-- INPUT FOR THIS TASK start --

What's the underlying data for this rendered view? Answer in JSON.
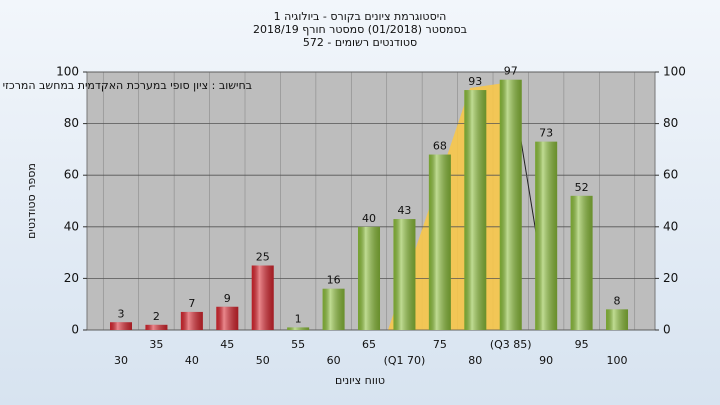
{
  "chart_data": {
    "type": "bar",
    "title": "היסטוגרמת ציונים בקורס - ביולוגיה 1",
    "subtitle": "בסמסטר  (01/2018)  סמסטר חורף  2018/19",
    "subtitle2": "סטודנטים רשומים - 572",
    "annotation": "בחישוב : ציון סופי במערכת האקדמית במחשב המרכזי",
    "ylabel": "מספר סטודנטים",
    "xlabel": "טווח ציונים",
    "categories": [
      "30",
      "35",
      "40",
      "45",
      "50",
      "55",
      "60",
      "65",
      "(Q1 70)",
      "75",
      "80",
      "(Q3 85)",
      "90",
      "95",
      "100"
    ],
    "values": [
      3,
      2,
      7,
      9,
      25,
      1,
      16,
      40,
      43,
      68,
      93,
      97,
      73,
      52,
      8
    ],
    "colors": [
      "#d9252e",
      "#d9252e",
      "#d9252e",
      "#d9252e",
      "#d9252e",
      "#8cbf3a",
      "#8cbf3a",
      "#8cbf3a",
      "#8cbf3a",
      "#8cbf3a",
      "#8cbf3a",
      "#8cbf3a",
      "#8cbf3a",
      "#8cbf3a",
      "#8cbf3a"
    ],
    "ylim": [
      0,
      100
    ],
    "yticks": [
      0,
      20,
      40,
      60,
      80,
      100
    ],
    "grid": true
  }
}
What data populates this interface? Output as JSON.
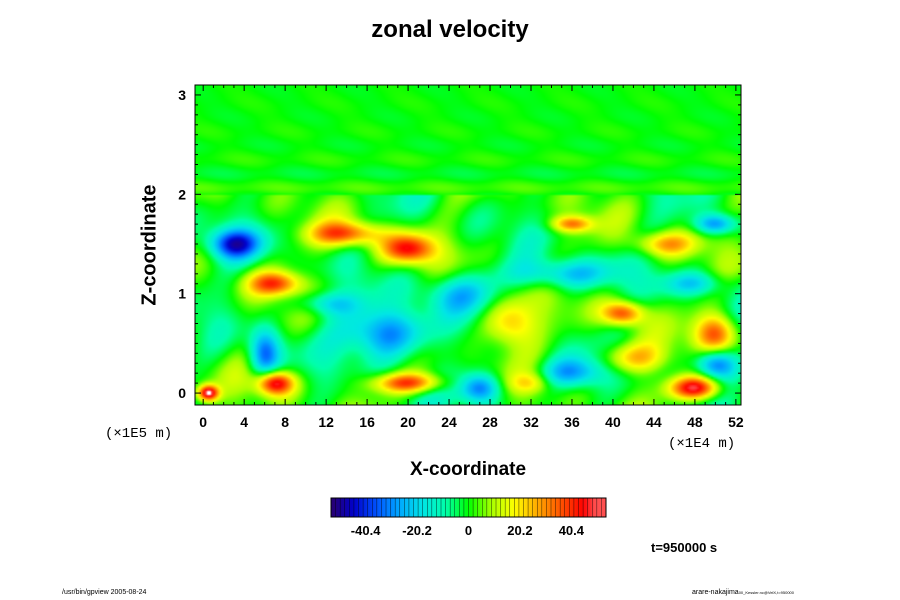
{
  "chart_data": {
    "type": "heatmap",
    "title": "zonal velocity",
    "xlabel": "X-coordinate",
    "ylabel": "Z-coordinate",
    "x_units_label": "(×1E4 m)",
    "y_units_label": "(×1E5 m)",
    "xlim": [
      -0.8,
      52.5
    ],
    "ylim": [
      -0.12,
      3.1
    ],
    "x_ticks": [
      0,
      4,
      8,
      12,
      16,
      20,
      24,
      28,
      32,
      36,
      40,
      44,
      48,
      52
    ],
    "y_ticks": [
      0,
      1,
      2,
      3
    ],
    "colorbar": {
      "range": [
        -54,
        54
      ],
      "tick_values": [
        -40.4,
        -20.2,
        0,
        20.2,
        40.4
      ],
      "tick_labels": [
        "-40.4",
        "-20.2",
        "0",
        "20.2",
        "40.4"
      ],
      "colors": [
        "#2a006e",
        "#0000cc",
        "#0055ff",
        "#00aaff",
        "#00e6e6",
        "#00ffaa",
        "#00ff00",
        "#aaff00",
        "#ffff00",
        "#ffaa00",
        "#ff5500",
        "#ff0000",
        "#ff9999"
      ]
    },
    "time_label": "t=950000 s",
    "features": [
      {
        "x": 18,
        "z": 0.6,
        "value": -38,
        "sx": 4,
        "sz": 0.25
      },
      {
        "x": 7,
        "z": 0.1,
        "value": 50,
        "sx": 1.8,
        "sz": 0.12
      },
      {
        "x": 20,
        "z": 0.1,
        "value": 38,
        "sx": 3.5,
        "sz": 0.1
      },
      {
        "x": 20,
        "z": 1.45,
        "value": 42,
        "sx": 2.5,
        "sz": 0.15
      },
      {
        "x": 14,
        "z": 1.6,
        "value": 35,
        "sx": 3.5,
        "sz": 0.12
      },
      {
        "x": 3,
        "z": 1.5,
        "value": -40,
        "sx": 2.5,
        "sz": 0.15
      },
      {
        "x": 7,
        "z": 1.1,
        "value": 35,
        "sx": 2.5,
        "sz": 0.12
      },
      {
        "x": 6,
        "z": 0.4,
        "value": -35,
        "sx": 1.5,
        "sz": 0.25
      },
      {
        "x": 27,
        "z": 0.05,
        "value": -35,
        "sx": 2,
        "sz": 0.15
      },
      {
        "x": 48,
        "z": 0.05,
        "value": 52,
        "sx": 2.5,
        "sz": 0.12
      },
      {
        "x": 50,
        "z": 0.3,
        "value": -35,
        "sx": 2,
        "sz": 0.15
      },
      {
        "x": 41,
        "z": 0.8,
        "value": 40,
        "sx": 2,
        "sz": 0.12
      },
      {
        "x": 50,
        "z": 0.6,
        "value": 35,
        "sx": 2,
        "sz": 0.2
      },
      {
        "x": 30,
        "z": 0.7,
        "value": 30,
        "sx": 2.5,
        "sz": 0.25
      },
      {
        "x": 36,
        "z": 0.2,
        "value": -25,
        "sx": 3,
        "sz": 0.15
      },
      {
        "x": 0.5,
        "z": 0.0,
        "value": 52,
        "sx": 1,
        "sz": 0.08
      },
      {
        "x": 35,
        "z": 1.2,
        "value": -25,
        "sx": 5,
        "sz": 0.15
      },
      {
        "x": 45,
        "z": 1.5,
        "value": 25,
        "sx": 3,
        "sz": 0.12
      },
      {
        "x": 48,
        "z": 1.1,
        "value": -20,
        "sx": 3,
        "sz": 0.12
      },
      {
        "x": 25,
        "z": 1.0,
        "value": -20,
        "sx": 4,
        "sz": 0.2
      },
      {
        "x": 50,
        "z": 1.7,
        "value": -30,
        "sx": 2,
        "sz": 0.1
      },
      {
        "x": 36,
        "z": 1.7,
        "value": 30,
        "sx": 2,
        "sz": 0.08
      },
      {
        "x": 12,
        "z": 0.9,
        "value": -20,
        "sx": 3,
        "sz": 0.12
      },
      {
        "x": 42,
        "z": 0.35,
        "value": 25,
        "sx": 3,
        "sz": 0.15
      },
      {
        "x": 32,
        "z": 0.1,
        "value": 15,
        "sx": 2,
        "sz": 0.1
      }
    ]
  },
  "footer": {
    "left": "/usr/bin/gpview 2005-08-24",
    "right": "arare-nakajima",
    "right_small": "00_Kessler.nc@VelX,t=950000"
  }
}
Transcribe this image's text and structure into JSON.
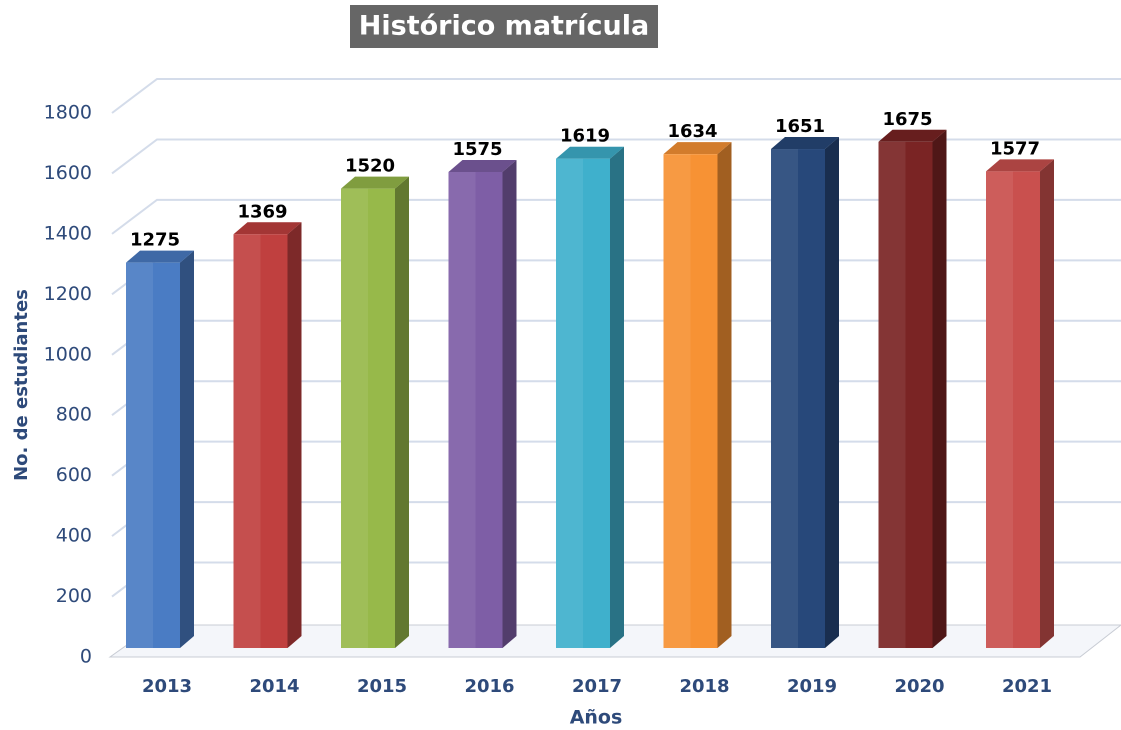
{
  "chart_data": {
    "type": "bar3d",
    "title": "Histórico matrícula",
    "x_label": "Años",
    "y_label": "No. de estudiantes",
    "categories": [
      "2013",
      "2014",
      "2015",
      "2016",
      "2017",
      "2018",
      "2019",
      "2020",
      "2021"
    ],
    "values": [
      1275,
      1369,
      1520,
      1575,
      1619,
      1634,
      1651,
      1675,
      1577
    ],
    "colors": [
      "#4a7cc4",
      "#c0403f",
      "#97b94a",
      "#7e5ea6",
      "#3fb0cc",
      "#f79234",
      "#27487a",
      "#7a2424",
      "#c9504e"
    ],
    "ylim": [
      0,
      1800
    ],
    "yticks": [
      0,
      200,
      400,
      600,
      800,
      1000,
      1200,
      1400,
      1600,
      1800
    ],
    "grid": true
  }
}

-- INPUT FOR THIS TASK end --

- GIVEN EXERCISE
Without the pictures, extract every entry verbatim.

- COMPLETE ANSWER
What's the underlying data for this rendered view? Answer in JSON.
{
  "chart_data": {
    "type": "bar",
    "title": "היסטוגרמת ציונים בקורס - ביולוגיה 1",
    "subtitle": "בסמסטר  (01/2018)  סמסטר חורף  2018/19",
    "subtitle2": "סטודנטים רשומים - 572",
    "annotation": "בחישוב : ציון סופי במערכת האקדמית במחשב המרכזי",
    "ylabel": "מספר סטודנטים",
    "xlabel": "טווח ציונים",
    "categories": [
      "30",
      "35",
      "40",
      "45",
      "50",
      "55",
      "60",
      "65",
      "(Q1 70)",
      "75",
      "80",
      "(Q3 85)",
      "90",
      "95",
      "100"
    ],
    "values": [
      3,
      2,
      7,
      9,
      25,
      1,
      16,
      40,
      43,
      68,
      93,
      97,
      73,
      52,
      8
    ],
    "colors": [
      "#d9252e",
      "#d9252e",
      "#d9252e",
      "#d9252e",
      "#d9252e",
      "#8cbf3a",
      "#8cbf3a",
      "#8cbf3a",
      "#8cbf3a",
      "#8cbf3a",
      "#8cbf3a",
      "#8cbf3a",
      "#8cbf3a",
      "#8cbf3a",
      "#8cbf3a"
    ],
    "ylim": [
      0,
      100
    ],
    "yticks": [
      0,
      20,
      40,
      60,
      80,
      100
    ],
    "grid": true
  }
}
What data populates this interface? Output as JSON.
{
  "chart_data": {
    "type": "heatmap",
    "title": "zonal velocity",
    "xlabel": "X-coordinate",
    "ylabel": "Z-coordinate",
    "x_units_label": "(×1E4 m)",
    "y_units_label": "(×1E5 m)",
    "xlim": [
      -0.8,
      52.5
    ],
    "ylim": [
      -0.12,
      3.1
    ],
    "x_ticks": [
      0,
      4,
      8,
      12,
      16,
      20,
      24,
      28,
      32,
      36,
      40,
      44,
      48,
      52
    ],
    "y_ticks": [
      0,
      1,
      2,
      3
    ],
    "colorbar": {
      "range": [
        -54,
        54
      ],
      "tick_values": [
        -40.4,
        -20.2,
        0,
        20.2,
        40.4
      ],
      "tick_labels": [
        "-40.4",
        "-20.2",
        "0",
        "20.2",
        "40.4"
      ],
      "colors": [
        "#2a006e",
        "#0000cc",
        "#0055ff",
        "#00aaff",
        "#00e6e6",
        "#00ffaa",
        "#00ff00",
        "#aaff00",
        "#ffff00",
        "#ffaa00",
        "#ff5500",
        "#ff0000",
        "#ff9999"
      ]
    },
    "time_label": "t=950000 s",
    "features": [
      {
        "x": 18,
        "z": 0.6,
        "value": -38,
        "sx": 4,
        "sz": 0.25
      },
      {
        "x": 7,
        "z": 0.1,
        "value": 50,
        "sx": 1.8,
        "sz": 0.12
      },
      {
        "x": 20,
        "z": 0.1,
        "value": 38,
        "sx": 3.5,
        "sz": 0.1
      },
      {
        "x": 20,
        "z": 1.45,
        "value": 42,
        "sx": 2.5,
        "sz": 0.15
      },
      {
        "x": 14,
        "z": 1.6,
        "value": 35,
        "sx": 3.5,
        "sz": 0.12
      },
      {
        "x": 3,
        "z": 1.5,
        "value": -40,
        "sx": 2.5,
        "sz": 0.15
      },
      {
        "x": 7,
        "z": 1.1,
        "value": 35,
        "sx": 2.5,
        "sz": 0.12
      },
      {
        "x": 6,
        "z": 0.4,
        "value": -35,
        "sx": 1.5,
        "sz": 0.25
      },
      {
        "x": 27,
        "z": 0.05,
        "value": -35,
        "sx": 2,
        "sz": 0.15
      },
      {
        "x": 48,
        "z": 0.05,
        "value": 52,
        "sx": 2.5,
        "sz": 0.12
      },
      {
        "x": 50,
        "z": 0.3,
        "value": -35,
        "sx": 2,
        "sz": 0.15
      },
      {
        "x": 41,
        "z": 0.8,
        "value": 40,
        "sx": 2,
        "sz": 0.12
      },
      {
        "x": 50,
        "z": 0.6,
        "value": 35,
        "sx": 2,
        "sz": 0.2
      },
      {
        "x": 30,
        "z": 0.7,
        "value": 30,
        "sx": 2.5,
        "sz": 0.25
      },
      {
        "x": 36,
        "z": 0.2,
        "value": -25,
        "sx": 3,
        "sz": 0.15
      },
      {
        "x": 0.5,
        "z": 0.0,
        "value": 52,
        "sx": 1,
        "sz": 0.08
      },
      {
        "x": 35,
        "z": 1.2,
        "value": -25,
        "sx": 5,
        "sz": 0.15
      },
      {
        "x": 45,
        "z": 1.5,
        "value": 25,
        "sx": 3,
        "sz": 0.12
      },
      {
        "x": 48,
        "z": 1.1,
        "value": -20,
        "sx": 3,
        "sz": 0.12
      },
      {
        "x": 25,
        "z": 1.0,
        "value": -20,
        "sx": 4,
        "sz": 0.2
      },
      {
        "x": 50,
        "z": 1.7,
        "value": -30,
        "sx": 2,
        "sz": 0.1
      },
      {
        "x": 36,
        "z": 1.7,
        "value": 30,
        "sx": 2,
        "sz": 0.08
      },
      {
        "x": 12,
        "z": 0.9,
        "value": -20,
        "sx": 3,
        "sz": 0.12
      },
      {
        "x": 42,
        "z": 0.35,
        "value": 25,
        "sx": 3,
        "sz": 0.15
      },
      {
        "x": 32,
        "z": 0.1,
        "value": 15,
        "sx": 2,
        "sz": 0.1
      }
    ]
  },
  "footer": {
    "left": "/usr/bin/gpview 2005-08-24",
    "right": "arare-nakajima",
    "right_small": "00_Kessler.nc@VelX,t=950000"
  }
}
Transcribe this image's text and structure into JSON.
{
  "chart_data": {
    "type": "bar3d",
    "title": "Histórico matrícula",
    "x_label": "Años",
    "y_label": "No. de estudiantes",
    "categories": [
      "2013",
      "2014",
      "2015",
      "2016",
      "2017",
      "2018",
      "2019",
      "2020",
      "2021"
    ],
    "values": [
      1275,
      1369,
      1520,
      1575,
      1619,
      1634,
      1651,
      1675,
      1577
    ],
    "colors": [
      "#4a7cc4",
      "#c0403f",
      "#97b94a",
      "#7e5ea6",
      "#3fb0cc",
      "#f79234",
      "#27487a",
      "#7a2424",
      "#c9504e"
    ],
    "ylim": [
      0,
      1800
    ],
    "yticks": [
      0,
      200,
      400,
      600,
      800,
      1000,
      1200,
      1400,
      1600,
      1800
    ],
    "grid": true
  }
}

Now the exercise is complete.